- Work instructions
Repeat, exactly and completely, the entries shown underneath.

====== Input material ======

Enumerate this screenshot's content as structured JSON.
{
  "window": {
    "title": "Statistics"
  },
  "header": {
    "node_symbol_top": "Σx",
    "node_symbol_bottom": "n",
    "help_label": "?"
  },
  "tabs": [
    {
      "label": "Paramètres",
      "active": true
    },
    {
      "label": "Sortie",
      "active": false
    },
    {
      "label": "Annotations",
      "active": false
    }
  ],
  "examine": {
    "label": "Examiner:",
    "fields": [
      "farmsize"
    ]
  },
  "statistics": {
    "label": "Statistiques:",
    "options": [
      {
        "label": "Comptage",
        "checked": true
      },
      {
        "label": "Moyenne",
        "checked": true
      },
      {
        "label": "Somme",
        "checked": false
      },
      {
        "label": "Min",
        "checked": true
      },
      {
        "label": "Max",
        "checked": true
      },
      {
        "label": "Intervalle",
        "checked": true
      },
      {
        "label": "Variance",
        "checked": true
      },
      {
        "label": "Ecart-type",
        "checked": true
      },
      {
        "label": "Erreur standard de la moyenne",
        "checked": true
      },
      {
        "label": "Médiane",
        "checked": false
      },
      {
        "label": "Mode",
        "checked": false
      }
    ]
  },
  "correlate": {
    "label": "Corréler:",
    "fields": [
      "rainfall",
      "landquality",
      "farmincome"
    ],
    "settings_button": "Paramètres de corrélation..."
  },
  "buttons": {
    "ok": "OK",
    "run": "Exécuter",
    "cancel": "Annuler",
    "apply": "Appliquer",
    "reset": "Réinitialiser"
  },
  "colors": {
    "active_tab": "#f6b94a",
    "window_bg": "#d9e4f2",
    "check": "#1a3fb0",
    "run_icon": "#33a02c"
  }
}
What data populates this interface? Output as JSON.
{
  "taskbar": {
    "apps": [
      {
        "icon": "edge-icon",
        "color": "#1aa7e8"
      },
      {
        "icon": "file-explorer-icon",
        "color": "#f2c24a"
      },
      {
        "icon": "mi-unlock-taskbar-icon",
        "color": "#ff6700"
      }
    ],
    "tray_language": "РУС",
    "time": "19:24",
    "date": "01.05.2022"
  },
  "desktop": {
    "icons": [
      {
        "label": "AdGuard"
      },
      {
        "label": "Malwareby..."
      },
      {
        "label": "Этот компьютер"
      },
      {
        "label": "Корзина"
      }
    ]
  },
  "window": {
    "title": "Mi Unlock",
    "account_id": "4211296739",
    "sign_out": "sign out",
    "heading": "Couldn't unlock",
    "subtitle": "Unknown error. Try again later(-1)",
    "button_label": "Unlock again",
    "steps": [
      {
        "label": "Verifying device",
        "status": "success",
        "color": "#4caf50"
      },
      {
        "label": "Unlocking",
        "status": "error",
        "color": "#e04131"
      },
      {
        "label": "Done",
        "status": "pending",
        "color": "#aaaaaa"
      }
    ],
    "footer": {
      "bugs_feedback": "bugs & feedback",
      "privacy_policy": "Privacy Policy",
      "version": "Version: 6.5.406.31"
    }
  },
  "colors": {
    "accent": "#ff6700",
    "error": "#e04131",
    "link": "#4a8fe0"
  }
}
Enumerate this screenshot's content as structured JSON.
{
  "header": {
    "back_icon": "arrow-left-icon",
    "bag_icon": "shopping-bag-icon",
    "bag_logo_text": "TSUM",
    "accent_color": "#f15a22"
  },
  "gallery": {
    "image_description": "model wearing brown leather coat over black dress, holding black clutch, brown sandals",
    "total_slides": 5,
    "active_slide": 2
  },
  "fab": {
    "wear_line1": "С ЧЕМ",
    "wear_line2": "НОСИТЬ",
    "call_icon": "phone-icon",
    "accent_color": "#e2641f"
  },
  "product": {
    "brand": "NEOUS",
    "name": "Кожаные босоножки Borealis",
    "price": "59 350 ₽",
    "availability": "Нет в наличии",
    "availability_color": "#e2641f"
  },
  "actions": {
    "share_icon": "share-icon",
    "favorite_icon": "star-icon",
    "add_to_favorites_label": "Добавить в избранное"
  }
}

======

- Exercise answer
Enumerate this screenshot's content as structured JSON.
{
  "window": {
    "title": "Statistics"
  },
  "header": {
    "node_symbol_top": "Σx",
    "node_symbol_bottom": "n",
    "help_label": "?"
  },
  "tabs": [
    {
      "label": "Paramètres",
      "active": true
    },
    {
      "label": "Sortie",
      "active": false
    },
    {
      "label": "Annotations",
      "active": false
    }
  ],
  "examine": {
    "label": "Examiner:",
    "fields": [
      "farmsize"
    ]
  },
  "statistics": {
    "label": "Statistiques:",
    "options": [
      {
        "label": "Comptage",
        "checked": true
      },
      {
        "label": "Moyenne",
        "checked": true
      },
      {
        "label": "Somme",
        "checked": false
      },
      {
        "label": "Min",
        "checked": true
      },
      {
        "label": "Max",
        "checked": true
      },
      {
        "label": "Intervalle",
        "checked": true
      },
      {
        "label": "Variance",
        "checked": true
      },
      {
        "label": "Ecart-type",
        "checked": true
      },
      {
        "label": "Erreur standard de la moyenne",
        "checked": true
      },
      {
        "label": "Médiane",
        "checked": false
      },
      {
        "label": "Mode",
        "checked": false
      }
    ]
  },
  "correlate": {
    "label": "Corréler:",
    "fields": [
      "rainfall",
      "landquality",
      "farmincome"
    ],
    "settings_button": "Paramètres de corrélation..."
  },
  "buttons": {
    "ok": "OK",
    "run": "Exécuter",
    "cancel": "Annuler",
    "apply": "Appliquer",
    "reset": "Réinitialiser"
  },
  "colors": {
    "active_tab": "#f6b94a",
    "window_bg": "#d9e4f2",
    "check": "#1a3fb0",
    "run_icon": "#33a02c"
  }
}
What data populates this interface? Output as JSON.
{
  "taskbar": {
    "apps": [
      {
        "icon": "edge-icon",
        "color": "#1aa7e8"
      },
      {
        "icon": "file-explorer-icon",
        "color": "#f2c24a"
      },
      {
        "icon": "mi-unlock-taskbar-icon",
        "color": "#ff6700"
      }
    ],
    "tray_language": "РУС",
    "time": "19:24",
    "date": "01.05.2022"
  },
  "desktop": {
    "icons": [
      {
        "label": "AdGuard"
      },
      {
        "label": "Malwareby..."
      },
      {
        "label": "Этот компьютер"
      },
      {
        "label": "Корзина"
      }
    ]
  },
  "window": {
    "title": "Mi Unlock",
    "account_id": "4211296739",
    "sign_out": "sign out",
    "heading": "Couldn't unlock",
    "subtitle": "Unknown error. Try again later(-1)",
    "button_label": "Unlock again",
    "steps": [
      {
        "label": "Verifying device",
        "status": "success",
        "color": "#4caf50"
      },
      {
        "label": "Unlocking",
        "status": "error",
        "color": "#e04131"
      },
      {
        "label": "Done",
        "status": "pending",
        "color": "#aaaaaa"
      }
    ],
    "footer": {
      "bugs_feedback": "bugs & feedback",
      "privacy_policy": "Privacy Policy",
      "version": "Version: 6.5.406.31"
    }
  },
  "colors": {
    "accent": "#ff6700",
    "error": "#e04131",
    "link": "#4a8fe0"
  }
}
Enumerate this screenshot's content as structured JSON.
{
  "header": {
    "back_icon": "arrow-left-icon",
    "bag_icon": "shopping-bag-icon",
    "bag_logo_text": "TSUM",
    "accent_color": "#f15a22"
  },
  "gallery": {
    "image_description": "model wearing brown leather coat over black dress, holding black clutch, brown sandals",
    "total_slides": 5,
    "active_slide": 2
  },
  "fab": {
    "wear_line1": "С ЧЕМ",
    "wear_line2": "НОСИТЬ",
    "call_icon": "phone-icon",
    "accent_color": "#e2641f"
  },
  "product": {
    "brand": "NEOUS",
    "name": "Кожаные босоножки Borealis",
    "price": "59 350 ₽",
    "availability": "Нет в наличии",
    "availability_color": "#e2641f"
  },
  "actions": {
    "share_icon": "share-icon",
    "favorite_icon": "star-icon",
    "add_to_favorites_label": "Добавить в избранное"
  }
}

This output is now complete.